* _BRIEF_:
Verbatim copy, images excluded: write out each record shown below.
BEGIN
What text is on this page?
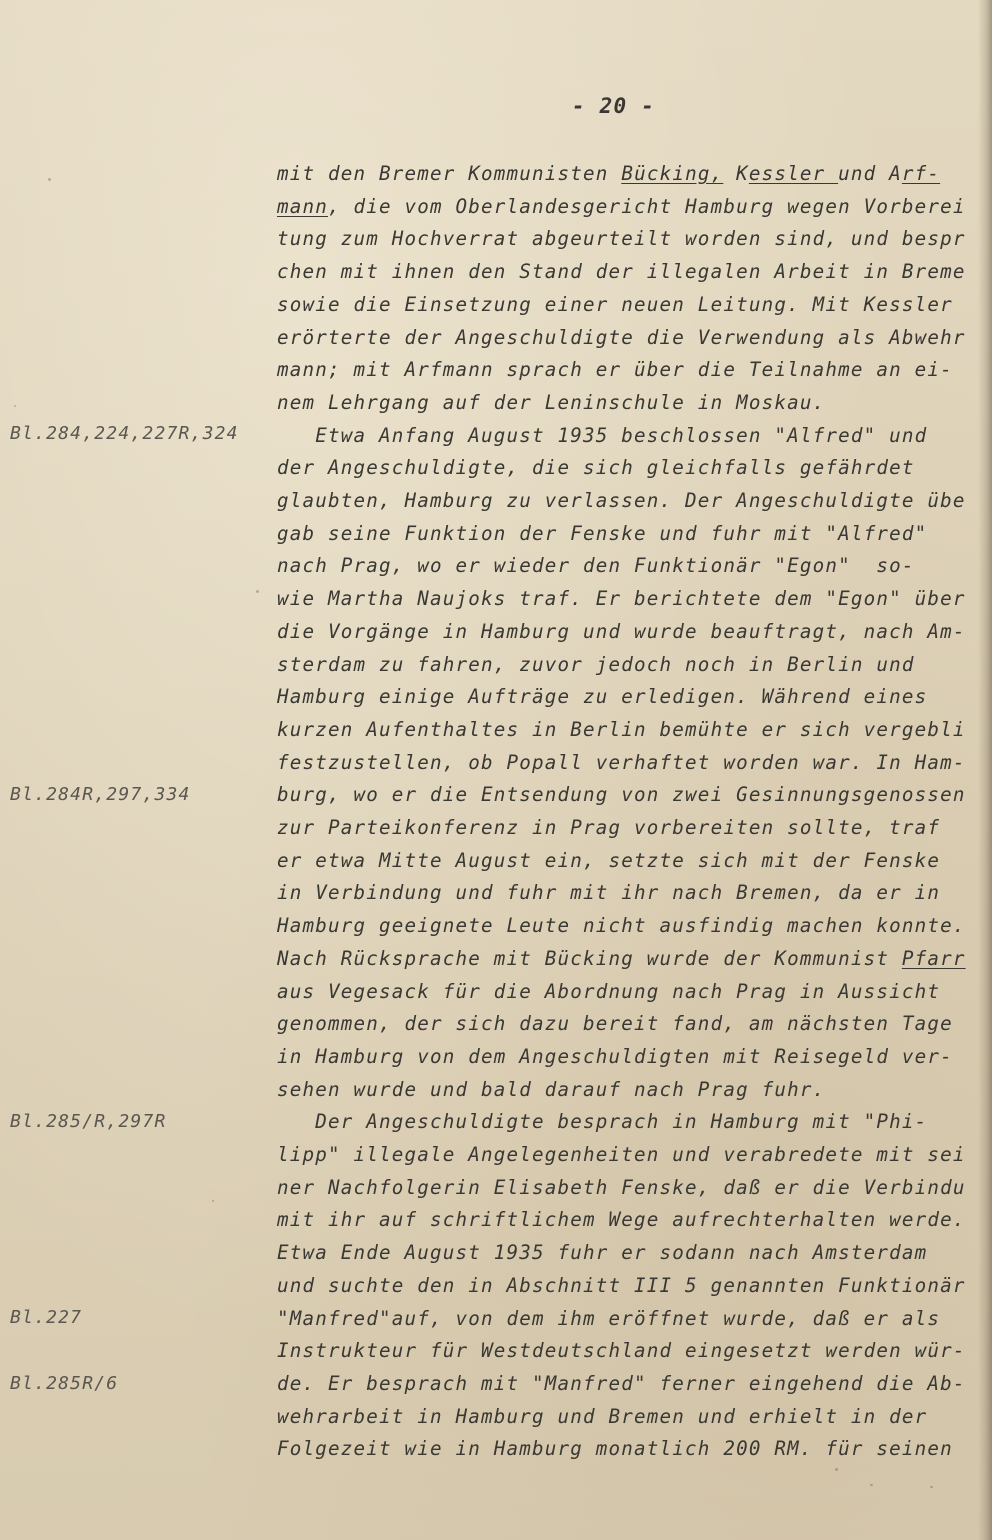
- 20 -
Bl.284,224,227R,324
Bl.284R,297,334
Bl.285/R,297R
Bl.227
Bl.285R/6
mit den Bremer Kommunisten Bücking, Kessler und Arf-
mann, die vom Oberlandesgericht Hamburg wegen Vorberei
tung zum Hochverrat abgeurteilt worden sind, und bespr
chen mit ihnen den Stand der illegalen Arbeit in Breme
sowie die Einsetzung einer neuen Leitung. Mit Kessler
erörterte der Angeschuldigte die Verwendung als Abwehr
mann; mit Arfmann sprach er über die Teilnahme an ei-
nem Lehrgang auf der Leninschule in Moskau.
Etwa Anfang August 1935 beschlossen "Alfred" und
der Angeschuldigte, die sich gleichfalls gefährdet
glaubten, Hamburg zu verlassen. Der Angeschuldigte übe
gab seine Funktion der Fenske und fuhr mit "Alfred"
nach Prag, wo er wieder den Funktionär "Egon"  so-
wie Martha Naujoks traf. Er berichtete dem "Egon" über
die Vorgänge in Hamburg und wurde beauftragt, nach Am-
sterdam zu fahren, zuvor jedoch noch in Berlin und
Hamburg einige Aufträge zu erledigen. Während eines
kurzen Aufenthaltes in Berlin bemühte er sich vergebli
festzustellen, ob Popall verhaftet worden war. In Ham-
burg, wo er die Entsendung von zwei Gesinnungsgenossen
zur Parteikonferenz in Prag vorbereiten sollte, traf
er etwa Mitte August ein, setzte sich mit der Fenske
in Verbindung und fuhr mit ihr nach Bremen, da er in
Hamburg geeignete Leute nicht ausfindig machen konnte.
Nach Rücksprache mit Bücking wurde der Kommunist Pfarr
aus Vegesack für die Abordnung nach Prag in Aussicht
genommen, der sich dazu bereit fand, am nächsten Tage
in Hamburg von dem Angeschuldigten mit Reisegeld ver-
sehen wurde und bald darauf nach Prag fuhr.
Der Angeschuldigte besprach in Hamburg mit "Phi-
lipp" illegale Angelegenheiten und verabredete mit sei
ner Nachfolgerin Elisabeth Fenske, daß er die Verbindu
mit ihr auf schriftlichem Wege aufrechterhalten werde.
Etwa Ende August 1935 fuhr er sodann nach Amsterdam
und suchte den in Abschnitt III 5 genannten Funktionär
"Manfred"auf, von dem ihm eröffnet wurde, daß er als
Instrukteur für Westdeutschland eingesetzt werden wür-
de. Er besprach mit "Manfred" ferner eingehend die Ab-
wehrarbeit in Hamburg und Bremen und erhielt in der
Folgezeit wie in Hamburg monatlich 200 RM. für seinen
END
* _ANSWER TO THE EXERCISE_:
What text is on this page?
- 20 -
Bl.284,224,227R,324
Bl.284R,297,334
Bl.285/R,297R
Bl.227
Bl.285R/6
mit den Bremer Kommunisten Bücking, Kessler und Arf-
mann, die vom Oberlandesgericht Hamburg wegen Vorberei
tung zum Hochverrat abgeurteilt worden sind, und bespr
chen mit ihnen den Stand der illegalen Arbeit in Breme
sowie die Einsetzung einer neuen Leitung. Mit Kessler
erörterte der Angeschuldigte die Verwendung als Abwehr
mann; mit Arfmann sprach er über die Teilnahme an ei-
nem Lehrgang auf der Leninschule in Moskau.
Etwa Anfang August 1935 beschlossen "Alfred" und
der Angeschuldigte, die sich gleichfalls gefährdet
glaubten, Hamburg zu verlassen. Der Angeschuldigte übe
gab seine Funktion der Fenske und fuhr mit "Alfred"
nach Prag, wo er wieder den Funktionär "Egon"  so-
wie Martha Naujoks traf. Er berichtete dem "Egon" über
die Vorgänge in Hamburg und wurde beauftragt, nach Am-
sterdam zu fahren, zuvor jedoch noch in Berlin und
Hamburg einige Aufträge zu erledigen. Während eines
kurzen Aufenthaltes in Berlin bemühte er sich vergebli
festzustellen, ob Popall verhaftet worden war. In Ham-
burg, wo er die Entsendung von zwei Gesinnungsgenossen
zur Parteikonferenz in Prag vorbereiten sollte, traf
er etwa Mitte August ein, setzte sich mit der Fenske
in Verbindung und fuhr mit ihr nach Bremen, da er in
Hamburg geeignete Leute nicht ausfindig machen konnte.
Nach Rücksprache mit Bücking wurde der Kommunist Pfarr
aus Vegesack für die Abordnung nach Prag in Aussicht
genommen, der sich dazu bereit fand, am nächsten Tage
in Hamburg von dem Angeschuldigten mit Reisegeld ver-
sehen wurde und bald darauf nach Prag fuhr.
Der Angeschuldigte besprach in Hamburg mit "Phi-
lipp" illegale Angelegenheiten und verabredete mit sei
ner Nachfolgerin Elisabeth Fenske, daß er die Verbindu
mit ihr auf schriftlichem Wege aufrechterhalten werde.
Etwa Ende August 1935 fuhr er sodann nach Amsterdam
und suchte den in Abschnitt III 5 genannten Funktionär
"Manfred"auf, von dem ihm eröffnet wurde, daß er als
Instrukteur für Westdeutschland eingesetzt werden wür-
de. Er besprach mit "Manfred" ferner eingehend die Ab-
wehrarbeit in Hamburg und Bremen und erhielt in der
Folgezeit wie in Hamburg monatlich 200 RM. für seinen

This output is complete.